● WHAT YOU NEED TO DO
Will you transcribe the listing below exactly, from its first line through the line that contains "run-icon[interactable]: ▶ <box>424", including that line?

● EXTRACTED ENTRIES
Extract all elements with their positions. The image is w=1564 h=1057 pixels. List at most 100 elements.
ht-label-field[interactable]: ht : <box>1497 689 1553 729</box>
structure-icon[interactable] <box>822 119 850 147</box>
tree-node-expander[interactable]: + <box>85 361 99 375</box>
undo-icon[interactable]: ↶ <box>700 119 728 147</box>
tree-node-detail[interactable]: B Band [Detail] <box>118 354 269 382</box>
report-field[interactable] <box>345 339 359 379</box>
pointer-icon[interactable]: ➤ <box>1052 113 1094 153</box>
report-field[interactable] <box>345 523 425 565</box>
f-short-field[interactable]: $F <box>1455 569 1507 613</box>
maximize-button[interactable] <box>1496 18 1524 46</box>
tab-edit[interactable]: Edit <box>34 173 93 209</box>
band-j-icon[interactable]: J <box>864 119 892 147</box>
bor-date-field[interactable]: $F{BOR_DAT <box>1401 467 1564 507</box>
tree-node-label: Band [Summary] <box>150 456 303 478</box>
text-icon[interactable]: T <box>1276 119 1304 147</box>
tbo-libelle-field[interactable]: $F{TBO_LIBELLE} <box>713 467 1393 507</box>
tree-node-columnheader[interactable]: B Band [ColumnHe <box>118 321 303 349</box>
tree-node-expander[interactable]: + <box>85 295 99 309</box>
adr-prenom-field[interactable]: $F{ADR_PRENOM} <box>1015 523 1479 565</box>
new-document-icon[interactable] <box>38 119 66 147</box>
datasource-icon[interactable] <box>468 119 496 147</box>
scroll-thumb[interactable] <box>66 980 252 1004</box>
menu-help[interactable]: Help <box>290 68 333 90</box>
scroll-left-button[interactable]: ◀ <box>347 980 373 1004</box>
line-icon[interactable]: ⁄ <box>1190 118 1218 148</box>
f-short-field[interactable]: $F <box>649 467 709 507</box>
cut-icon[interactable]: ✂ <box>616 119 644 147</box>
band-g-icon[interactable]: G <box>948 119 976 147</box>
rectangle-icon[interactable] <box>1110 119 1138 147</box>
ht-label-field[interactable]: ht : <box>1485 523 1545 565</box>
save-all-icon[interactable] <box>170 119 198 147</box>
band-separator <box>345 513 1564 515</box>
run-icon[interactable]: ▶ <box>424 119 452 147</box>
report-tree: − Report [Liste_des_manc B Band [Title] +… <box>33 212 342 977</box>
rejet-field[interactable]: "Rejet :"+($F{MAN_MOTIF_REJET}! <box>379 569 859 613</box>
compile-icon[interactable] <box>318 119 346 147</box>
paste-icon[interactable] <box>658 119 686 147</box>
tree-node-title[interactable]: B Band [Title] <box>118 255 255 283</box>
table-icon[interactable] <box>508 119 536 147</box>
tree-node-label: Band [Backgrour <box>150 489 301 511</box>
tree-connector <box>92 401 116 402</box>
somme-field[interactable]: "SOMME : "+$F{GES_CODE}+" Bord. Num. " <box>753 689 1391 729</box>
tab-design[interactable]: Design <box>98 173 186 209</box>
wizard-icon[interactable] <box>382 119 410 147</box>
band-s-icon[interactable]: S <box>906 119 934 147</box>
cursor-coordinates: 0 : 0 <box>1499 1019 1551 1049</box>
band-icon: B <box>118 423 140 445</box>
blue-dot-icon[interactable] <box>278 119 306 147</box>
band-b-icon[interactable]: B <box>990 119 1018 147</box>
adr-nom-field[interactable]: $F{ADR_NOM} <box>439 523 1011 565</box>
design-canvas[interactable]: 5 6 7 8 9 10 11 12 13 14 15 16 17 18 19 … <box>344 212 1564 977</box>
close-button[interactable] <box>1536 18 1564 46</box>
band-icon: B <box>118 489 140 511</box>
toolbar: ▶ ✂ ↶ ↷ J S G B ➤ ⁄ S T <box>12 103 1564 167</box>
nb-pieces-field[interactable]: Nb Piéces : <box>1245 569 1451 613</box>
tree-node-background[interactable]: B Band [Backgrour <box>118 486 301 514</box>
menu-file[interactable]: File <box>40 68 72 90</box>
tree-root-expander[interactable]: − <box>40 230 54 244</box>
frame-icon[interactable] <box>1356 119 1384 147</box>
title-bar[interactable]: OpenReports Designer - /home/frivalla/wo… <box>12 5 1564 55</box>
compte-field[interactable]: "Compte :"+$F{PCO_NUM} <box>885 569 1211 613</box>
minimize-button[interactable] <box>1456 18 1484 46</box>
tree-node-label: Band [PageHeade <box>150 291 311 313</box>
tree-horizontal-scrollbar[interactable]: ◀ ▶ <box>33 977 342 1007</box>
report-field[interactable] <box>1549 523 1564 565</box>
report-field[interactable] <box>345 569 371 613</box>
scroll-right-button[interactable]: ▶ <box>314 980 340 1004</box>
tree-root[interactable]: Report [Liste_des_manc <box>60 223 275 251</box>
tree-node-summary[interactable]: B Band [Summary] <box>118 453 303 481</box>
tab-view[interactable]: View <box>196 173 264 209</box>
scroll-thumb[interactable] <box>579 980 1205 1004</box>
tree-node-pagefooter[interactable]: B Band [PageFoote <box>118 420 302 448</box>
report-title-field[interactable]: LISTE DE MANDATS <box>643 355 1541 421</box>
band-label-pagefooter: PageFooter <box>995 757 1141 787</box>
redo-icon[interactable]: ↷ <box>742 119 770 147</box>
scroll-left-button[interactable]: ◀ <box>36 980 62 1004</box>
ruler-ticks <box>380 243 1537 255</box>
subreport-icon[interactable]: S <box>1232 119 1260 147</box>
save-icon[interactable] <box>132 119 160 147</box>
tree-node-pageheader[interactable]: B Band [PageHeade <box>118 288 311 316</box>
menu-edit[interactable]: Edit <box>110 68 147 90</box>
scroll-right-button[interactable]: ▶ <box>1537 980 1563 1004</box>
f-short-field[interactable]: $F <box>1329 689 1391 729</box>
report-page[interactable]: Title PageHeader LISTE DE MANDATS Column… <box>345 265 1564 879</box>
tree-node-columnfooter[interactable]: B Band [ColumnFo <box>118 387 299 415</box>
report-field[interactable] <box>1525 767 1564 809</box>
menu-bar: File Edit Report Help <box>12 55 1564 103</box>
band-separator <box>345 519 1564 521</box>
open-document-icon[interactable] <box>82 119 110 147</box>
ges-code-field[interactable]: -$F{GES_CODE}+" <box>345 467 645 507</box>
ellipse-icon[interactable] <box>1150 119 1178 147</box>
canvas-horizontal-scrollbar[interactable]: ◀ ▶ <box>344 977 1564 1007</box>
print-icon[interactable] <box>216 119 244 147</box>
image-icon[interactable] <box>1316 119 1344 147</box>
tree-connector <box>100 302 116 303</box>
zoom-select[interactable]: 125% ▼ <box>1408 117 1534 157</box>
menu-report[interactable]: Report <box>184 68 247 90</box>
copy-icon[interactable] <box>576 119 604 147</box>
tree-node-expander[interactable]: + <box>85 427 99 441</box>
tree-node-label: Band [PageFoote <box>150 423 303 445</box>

● SOLUTION FOR THIS TASK
Extract all elements with their positions. The image is w=1564 h=1057 pixels. List at most 100 elements.
ht-label-field[interactable]: ht : <box>1497 689 1553 729</box>
structure-icon[interactable] <box>822 119 850 147</box>
tree-node-expander[interactable]: + <box>85 361 99 375</box>
undo-icon[interactable]: ↶ <box>700 119 728 147</box>
tree-node-detail[interactable]: B Band [Detail] <box>118 354 269 382</box>
report-field[interactable] <box>345 339 359 379</box>
pointer-icon[interactable]: ➤ <box>1052 113 1094 153</box>
report-field[interactable] <box>345 523 425 565</box>
f-short-field[interactable]: $F <box>1455 569 1507 613</box>
maximize-button[interactable] <box>1496 18 1524 46</box>
tab-edit[interactable]: Edit <box>34 173 93 209</box>
band-j-icon[interactable]: J <box>864 119 892 147</box>
bor-date-field[interactable]: $F{BOR_DAT <box>1401 467 1564 507</box>
tree-node-label: Band [Summary] <box>150 456 303 478</box>
text-icon[interactable]: T <box>1276 119 1304 147</box>
tbo-libelle-field[interactable]: $F{TBO_LIBELLE} <box>713 467 1393 507</box>
tree-node-columnheader[interactable]: B Band [ColumnHe <box>118 321 303 349</box>
tree-node-expander[interactable]: + <box>85 295 99 309</box>
adr-prenom-field[interactable]: $F{ADR_PRENOM} <box>1015 523 1479 565</box>
new-document-icon[interactable] <box>38 119 66 147</box>
datasource-icon[interactable] <box>468 119 496 147</box>
scroll-thumb[interactable] <box>66 980 252 1004</box>
menu-help[interactable]: Help <box>290 68 333 90</box>
scroll-left-button[interactable]: ◀ <box>347 980 373 1004</box>
line-icon[interactable]: ⁄ <box>1190 118 1218 148</box>
f-short-field[interactable]: $F <box>649 467 709 507</box>
cut-icon[interactable]: ✂ <box>616 119 644 147</box>
band-g-icon[interactable]: G <box>948 119 976 147</box>
rectangle-icon[interactable] <box>1110 119 1138 147</box>
ht-label-field[interactable]: ht : <box>1485 523 1545 565</box>
save-all-icon[interactable] <box>170 119 198 147</box>
band-separator <box>345 513 1564 515</box>
run-icon[interactable]: ▶ <box>424 119 452 147</box>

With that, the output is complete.